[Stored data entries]
↓↓↓

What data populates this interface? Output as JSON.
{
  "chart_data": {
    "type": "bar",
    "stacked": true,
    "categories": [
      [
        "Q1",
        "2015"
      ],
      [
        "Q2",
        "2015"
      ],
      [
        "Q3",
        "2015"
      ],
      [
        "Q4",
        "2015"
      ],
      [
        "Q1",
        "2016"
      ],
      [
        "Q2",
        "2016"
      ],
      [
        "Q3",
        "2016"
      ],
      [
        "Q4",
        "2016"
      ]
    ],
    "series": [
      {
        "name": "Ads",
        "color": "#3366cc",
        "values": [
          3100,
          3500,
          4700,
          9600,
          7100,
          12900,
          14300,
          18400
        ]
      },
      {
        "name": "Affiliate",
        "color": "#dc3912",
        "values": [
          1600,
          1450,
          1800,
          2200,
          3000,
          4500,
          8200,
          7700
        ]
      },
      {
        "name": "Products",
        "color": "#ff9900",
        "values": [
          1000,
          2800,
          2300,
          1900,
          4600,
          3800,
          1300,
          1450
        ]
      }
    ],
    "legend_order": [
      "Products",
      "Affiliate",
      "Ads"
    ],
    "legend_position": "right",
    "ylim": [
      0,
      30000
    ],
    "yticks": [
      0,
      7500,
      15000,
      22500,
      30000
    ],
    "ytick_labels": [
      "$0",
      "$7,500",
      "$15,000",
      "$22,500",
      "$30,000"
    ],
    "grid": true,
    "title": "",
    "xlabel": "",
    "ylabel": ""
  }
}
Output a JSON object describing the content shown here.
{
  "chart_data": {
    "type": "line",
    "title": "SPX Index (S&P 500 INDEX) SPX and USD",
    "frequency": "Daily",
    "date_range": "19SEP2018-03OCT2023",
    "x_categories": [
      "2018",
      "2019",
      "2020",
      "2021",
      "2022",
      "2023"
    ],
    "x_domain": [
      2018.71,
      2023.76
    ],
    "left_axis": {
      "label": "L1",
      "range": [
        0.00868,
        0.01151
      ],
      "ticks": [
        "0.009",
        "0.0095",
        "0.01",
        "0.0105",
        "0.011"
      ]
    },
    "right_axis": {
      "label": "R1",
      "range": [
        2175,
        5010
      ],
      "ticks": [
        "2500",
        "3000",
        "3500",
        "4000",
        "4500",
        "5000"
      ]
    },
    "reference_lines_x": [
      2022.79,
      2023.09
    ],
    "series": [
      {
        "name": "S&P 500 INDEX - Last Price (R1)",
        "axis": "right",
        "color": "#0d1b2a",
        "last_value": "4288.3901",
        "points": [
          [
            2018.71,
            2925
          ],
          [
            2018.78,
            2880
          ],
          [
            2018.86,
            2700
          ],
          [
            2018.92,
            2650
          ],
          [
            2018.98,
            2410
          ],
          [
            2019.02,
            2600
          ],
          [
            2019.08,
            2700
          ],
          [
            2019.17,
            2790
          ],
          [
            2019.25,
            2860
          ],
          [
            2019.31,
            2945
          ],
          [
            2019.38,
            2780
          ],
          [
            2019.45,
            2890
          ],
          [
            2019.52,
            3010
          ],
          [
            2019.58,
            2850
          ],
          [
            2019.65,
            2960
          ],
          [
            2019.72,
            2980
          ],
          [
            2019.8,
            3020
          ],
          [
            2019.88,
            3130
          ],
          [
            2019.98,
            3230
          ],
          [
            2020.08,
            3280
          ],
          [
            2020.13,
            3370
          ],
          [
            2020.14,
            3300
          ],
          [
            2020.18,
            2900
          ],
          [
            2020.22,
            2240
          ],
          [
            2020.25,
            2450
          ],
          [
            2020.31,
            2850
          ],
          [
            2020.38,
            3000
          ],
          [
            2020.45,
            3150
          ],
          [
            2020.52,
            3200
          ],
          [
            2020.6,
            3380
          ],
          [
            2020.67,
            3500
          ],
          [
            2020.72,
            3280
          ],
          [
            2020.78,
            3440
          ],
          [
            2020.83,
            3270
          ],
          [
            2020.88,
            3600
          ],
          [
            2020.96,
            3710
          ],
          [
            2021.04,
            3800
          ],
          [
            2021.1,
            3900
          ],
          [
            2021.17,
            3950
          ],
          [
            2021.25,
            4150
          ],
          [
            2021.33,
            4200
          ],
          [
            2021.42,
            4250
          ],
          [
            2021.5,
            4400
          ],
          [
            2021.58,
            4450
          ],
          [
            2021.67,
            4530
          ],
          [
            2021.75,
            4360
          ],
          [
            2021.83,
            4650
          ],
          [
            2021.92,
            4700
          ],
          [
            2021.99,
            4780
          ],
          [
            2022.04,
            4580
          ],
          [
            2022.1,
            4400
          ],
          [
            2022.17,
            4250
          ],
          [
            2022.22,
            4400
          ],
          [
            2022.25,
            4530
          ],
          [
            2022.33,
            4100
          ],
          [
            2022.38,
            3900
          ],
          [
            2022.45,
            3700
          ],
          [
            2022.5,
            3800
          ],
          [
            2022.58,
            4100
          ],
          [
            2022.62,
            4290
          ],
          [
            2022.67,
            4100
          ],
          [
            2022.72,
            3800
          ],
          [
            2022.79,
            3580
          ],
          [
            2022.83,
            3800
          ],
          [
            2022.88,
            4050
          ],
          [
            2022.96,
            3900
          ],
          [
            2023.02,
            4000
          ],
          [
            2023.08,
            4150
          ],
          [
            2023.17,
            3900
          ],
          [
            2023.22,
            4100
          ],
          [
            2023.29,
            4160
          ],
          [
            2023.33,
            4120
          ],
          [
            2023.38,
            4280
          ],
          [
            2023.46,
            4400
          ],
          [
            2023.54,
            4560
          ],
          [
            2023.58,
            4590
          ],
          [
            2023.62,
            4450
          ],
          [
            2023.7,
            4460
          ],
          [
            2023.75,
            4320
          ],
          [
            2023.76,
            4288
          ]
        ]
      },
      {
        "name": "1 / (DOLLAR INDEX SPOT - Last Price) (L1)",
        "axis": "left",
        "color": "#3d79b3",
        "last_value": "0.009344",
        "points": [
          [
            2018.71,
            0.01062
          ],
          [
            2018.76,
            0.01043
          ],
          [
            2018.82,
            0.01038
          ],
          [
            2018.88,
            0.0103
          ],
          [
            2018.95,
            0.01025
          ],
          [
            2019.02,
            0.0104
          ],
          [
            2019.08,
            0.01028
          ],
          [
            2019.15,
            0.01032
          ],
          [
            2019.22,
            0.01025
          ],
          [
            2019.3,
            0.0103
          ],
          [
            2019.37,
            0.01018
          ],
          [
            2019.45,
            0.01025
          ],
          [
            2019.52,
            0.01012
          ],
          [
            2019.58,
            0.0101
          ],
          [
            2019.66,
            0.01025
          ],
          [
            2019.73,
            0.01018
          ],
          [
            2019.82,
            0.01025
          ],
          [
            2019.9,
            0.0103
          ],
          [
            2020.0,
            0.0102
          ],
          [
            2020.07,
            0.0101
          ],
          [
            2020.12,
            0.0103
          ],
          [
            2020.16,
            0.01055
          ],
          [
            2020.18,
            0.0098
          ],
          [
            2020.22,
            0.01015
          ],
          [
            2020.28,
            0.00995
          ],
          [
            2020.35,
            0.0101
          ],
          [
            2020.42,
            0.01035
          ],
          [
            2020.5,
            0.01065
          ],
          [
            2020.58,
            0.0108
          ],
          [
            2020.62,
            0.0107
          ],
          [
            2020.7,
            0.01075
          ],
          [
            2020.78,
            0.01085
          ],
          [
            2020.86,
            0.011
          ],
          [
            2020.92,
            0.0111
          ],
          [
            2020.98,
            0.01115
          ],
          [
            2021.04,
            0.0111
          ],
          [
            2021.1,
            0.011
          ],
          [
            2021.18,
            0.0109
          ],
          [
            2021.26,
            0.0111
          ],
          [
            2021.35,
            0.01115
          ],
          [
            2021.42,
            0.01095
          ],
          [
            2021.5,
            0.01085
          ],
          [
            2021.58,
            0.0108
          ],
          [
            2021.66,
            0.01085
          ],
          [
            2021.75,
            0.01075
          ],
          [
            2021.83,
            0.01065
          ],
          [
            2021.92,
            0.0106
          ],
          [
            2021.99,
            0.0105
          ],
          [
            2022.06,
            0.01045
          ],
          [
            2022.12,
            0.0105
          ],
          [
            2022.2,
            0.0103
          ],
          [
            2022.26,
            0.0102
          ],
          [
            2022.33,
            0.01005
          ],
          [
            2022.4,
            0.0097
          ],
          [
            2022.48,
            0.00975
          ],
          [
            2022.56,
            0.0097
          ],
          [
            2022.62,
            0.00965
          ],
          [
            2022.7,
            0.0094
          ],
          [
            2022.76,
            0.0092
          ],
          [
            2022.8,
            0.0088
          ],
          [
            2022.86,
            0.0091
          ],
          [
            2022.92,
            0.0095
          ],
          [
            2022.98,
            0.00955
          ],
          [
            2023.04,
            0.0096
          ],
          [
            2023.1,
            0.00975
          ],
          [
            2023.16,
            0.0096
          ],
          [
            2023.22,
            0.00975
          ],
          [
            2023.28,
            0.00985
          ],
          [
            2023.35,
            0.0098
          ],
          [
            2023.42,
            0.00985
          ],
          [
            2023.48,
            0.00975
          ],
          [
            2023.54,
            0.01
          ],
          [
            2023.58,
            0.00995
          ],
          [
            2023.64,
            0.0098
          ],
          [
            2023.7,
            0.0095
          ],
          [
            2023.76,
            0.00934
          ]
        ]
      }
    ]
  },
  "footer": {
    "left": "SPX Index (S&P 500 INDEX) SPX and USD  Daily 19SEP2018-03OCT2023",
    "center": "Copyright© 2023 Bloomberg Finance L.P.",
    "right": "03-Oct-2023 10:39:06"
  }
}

↑↑↑

**To be done**
Every line of the listing that holds "name" should be found and copied.

**Output for this exercise**
        "name": "Ads",
        "name": "Affiliate",
        "name": "Products",
        "name": "S&P 500 INDEX - Last Price (R1)",
        "name": "1 / (DOLLAR INDEX SPOT - Last Price) (L1)",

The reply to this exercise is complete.